#### [Problem statement]
In your copy, include every line of the listing below exactly but none of the pictures.

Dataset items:

------------------------------------------------------------

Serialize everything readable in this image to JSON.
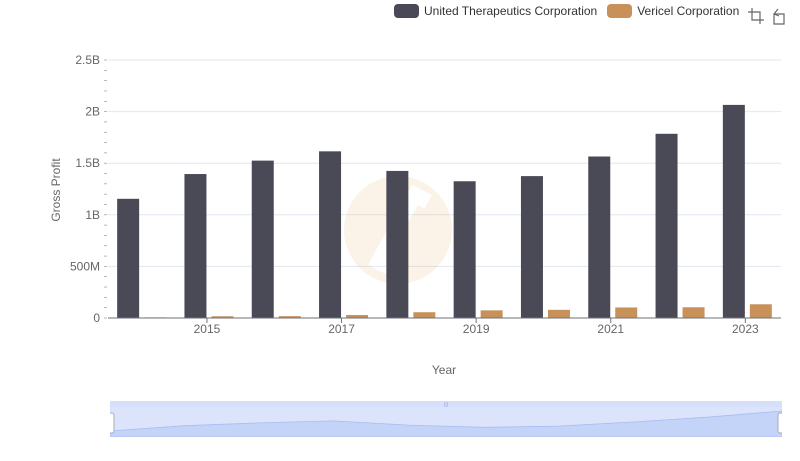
{
  "chart_data": {
    "type": "bar",
    "xlabel": "Year",
    "ylabel": "Gross Profit",
    "x": [
      2014,
      2015,
      2016,
      2017,
      2018,
      2019,
      2020,
      2021,
      2022,
      2023
    ],
    "x_tick_labels": [
      "2015",
      "2017",
      "2019",
      "2021",
      "2023"
    ],
    "y_tick_labels": [
      "0",
      "500M",
      "1B",
      "1.5B",
      "2B",
      "2.5B"
    ],
    "ylim": [
      0,
      2500000000
    ],
    "grid": true,
    "legend_position": "top-right",
    "series": [
      {
        "name": "United Therapeutics Corporation",
        "color": "#4a4a57",
        "values": [
          1155000000,
          1395000000,
          1525000000,
          1615000000,
          1425000000,
          1325000000,
          1375000000,
          1565000000,
          1785000000,
          2065000000
        ]
      },
      {
        "name": "Vericel Corporation",
        "color": "#c8915a",
        "values": [
          6000000,
          17000000,
          18000000,
          29000000,
          56000000,
          74000000,
          79000000,
          102000000,
          104000000,
          133000000
        ]
      }
    ]
  },
  "toolbox": {
    "zoom_icon": "zoom-select-icon",
    "reset_icon": "zoom-reset-icon"
  },
  "colors": {
    "grid": "#e0e6f1",
    "zoom_fill": "#d6e0fb",
    "zoom_border": "#b9c7ec"
  }
}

------------------------------------------------------------

#### [Task result]
Serialize everything readable in this image to JSON.
{
  "chart_data": {
    "type": "bar",
    "xlabel": "Year",
    "ylabel": "Gross Profit",
    "x": [
      2014,
      2015,
      2016,
      2017,
      2018,
      2019,
      2020,
      2021,
      2022,
      2023
    ],
    "x_tick_labels": [
      "2015",
      "2017",
      "2019",
      "2021",
      "2023"
    ],
    "y_tick_labels": [
      "0",
      "500M",
      "1B",
      "1.5B",
      "2B",
      "2.5B"
    ],
    "ylim": [
      0,
      2500000000
    ],
    "grid": true,
    "legend_position": "top-right",
    "series": [
      {
        "name": "United Therapeutics Corporation",
        "color": "#4a4a57",
        "values": [
          1155000000,
          1395000000,
          1525000000,
          1615000000,
          1425000000,
          1325000000,
          1375000000,
          1565000000,
          1785000000,
          2065000000
        ]
      },
      {
        "name": "Vericel Corporation",
        "color": "#c8915a",
        "values": [
          6000000,
          17000000,
          18000000,
          29000000,
          56000000,
          74000000,
          79000000,
          102000000,
          104000000,
          133000000
        ]
      }
    ]
  },
  "toolbox": {
    "zoom_icon": "zoom-select-icon",
    "reset_icon": "zoom-reset-icon"
  },
  "colors": {
    "grid": "#e0e6f1",
    "zoom_fill": "#d6e0fb",
    "zoom_border": "#b9c7ec"
  }
}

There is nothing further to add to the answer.